• [THE TASK]: Select, from the material below, each line with "ovoce" in it.

• [DATA EXTRACT]:
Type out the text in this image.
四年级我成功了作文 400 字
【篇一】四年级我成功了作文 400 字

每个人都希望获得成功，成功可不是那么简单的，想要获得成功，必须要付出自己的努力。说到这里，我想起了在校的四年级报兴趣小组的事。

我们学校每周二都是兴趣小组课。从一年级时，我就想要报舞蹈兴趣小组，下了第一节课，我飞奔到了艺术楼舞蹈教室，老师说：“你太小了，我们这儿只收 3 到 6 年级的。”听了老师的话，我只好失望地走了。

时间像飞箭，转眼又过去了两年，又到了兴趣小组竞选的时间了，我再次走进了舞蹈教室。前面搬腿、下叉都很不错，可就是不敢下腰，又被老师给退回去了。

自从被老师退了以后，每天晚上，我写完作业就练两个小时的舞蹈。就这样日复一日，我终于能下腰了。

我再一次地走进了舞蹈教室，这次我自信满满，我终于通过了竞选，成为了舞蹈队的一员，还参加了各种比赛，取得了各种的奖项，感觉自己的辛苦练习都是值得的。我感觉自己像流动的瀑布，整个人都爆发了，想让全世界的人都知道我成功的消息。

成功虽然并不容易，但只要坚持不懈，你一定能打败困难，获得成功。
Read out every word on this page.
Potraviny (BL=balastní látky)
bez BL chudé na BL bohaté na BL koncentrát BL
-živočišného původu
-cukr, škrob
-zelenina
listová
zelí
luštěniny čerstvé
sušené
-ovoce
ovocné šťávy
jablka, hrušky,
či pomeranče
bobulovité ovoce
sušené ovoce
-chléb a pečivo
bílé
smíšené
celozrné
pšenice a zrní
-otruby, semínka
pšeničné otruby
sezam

• [SOLUTION FOR THIS EXERCISE]:
-ovoce
bobulovité ovoce
sušené ovoce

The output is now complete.